Directions for this task | How many lines in the listing below contain the string "ticks"? Case counts. Reply with the number only.

[Spatial layout data]
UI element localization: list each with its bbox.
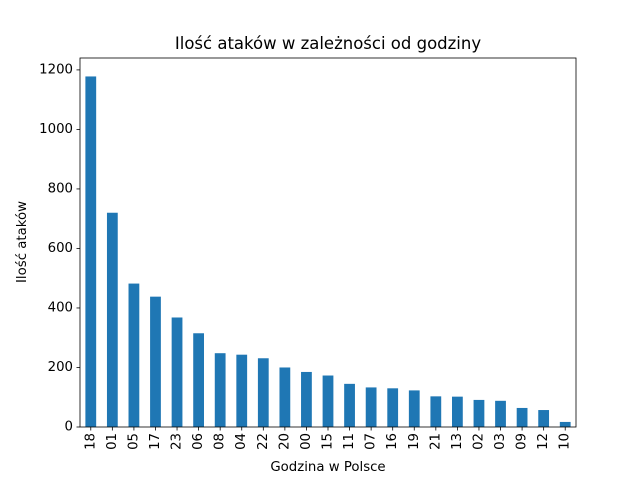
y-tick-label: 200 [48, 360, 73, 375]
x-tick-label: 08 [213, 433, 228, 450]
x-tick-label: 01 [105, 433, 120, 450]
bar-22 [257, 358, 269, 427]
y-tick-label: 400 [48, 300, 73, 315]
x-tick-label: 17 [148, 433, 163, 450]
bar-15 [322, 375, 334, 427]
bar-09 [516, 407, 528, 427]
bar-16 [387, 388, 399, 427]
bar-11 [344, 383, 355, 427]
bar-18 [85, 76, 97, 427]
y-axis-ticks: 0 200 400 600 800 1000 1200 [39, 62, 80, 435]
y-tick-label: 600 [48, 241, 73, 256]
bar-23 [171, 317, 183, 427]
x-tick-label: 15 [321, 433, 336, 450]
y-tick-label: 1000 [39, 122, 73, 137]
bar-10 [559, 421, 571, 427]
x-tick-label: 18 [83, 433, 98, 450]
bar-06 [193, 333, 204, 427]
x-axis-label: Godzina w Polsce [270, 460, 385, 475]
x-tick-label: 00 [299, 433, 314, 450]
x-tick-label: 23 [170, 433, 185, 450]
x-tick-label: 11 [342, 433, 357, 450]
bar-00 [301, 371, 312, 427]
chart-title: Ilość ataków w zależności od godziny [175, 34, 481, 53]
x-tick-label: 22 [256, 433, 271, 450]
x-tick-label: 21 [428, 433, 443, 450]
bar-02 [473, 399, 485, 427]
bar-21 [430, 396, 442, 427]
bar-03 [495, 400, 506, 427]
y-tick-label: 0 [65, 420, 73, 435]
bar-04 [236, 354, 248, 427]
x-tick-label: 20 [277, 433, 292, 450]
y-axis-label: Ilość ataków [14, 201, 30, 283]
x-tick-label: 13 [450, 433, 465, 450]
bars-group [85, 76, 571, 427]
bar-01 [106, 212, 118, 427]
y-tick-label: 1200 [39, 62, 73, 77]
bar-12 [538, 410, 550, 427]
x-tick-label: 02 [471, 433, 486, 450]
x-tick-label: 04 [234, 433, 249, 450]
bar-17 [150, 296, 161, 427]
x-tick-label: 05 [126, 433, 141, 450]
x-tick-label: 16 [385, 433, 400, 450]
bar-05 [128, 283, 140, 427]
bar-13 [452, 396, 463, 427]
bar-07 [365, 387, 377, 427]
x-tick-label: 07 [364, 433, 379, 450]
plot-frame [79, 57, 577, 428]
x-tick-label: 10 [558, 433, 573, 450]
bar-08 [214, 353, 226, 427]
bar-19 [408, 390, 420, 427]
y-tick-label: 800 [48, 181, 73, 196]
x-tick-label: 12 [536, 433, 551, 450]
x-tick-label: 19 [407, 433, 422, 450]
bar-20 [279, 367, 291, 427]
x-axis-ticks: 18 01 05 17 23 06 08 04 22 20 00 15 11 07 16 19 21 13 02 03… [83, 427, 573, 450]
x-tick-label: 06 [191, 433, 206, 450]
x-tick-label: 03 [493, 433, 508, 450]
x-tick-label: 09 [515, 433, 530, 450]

The solution | 2